* **Given problem**: Give back the full listing, character for character, with no pictures.

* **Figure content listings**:
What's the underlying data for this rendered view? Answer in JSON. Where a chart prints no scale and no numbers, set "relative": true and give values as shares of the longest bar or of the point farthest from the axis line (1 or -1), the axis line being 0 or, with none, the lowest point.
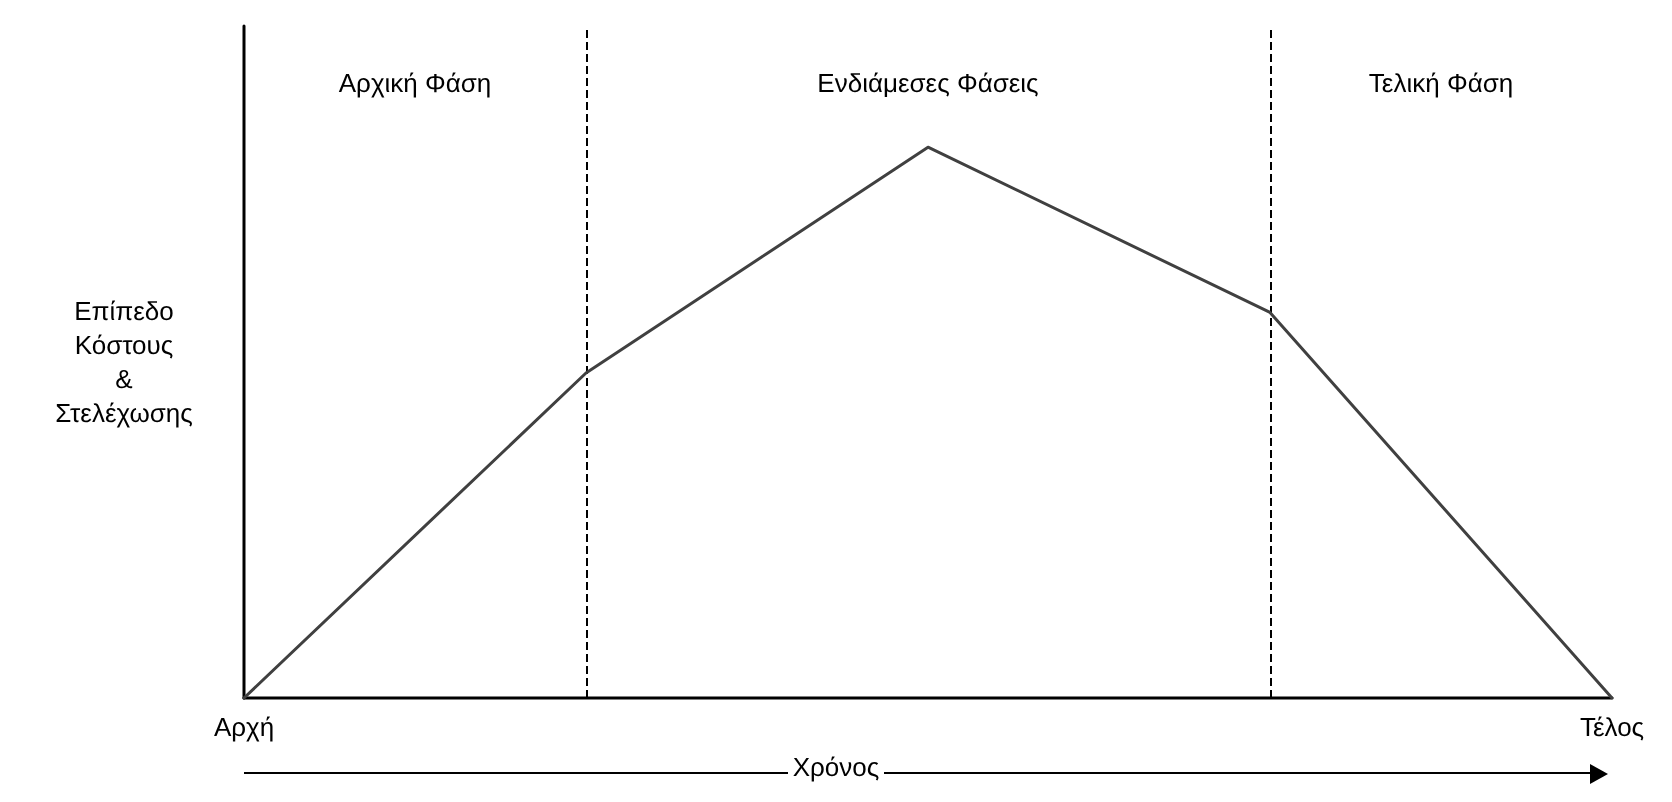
{
  "chart_data": {
    "type": "line",
    "relative": true,
    "ylabel": "Επίπεδο Κόστους & Στελέχωσης",
    "xlabel": "Χρόνος",
    "categories": [
      "Αρχή",
      null,
      null,
      null,
      "Τέλος"
    ],
    "series": [
      {
        "color": "#404040",
        "values": [
          0,
          0.59,
          1,
          0.7,
          0
        ]
      }
    ],
    "annotations": [
      "Αρχική Φάση",
      "Ενδιάμεσες Φάσεις",
      "Τελική Φάση"
    ],
    "marker": "none",
    "line_style": "solid"
  }
}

* **Written answer**:
What's the underlying data for this rendered view? Answer in JSON. Where a chart prints no scale and no numbers, set "relative": true and give values as shares of the longest bar or of the point farthest from the axis line (1 or -1), the axis line being 0 or, with none, the lowest point.
{
  "chart_data": {
    "type": "line",
    "relative": true,
    "ylabel": "Επίπεδο Κόστους & Στελέχωσης",
    "xlabel": "Χρόνος",
    "categories": [
      "Αρχή",
      null,
      null,
      null,
      "Τέλος"
    ],
    "series": [
      {
        "color": "#404040",
        "values": [
          0,
          0.59,
          1,
          0.7,
          0
        ]
      }
    ],
    "annotations": [
      "Αρχική Φάση",
      "Ενδιάμεσες Φάσεις",
      "Τελική Φάση"
    ],
    "marker": "none",
    "line_style": "solid"
  }
}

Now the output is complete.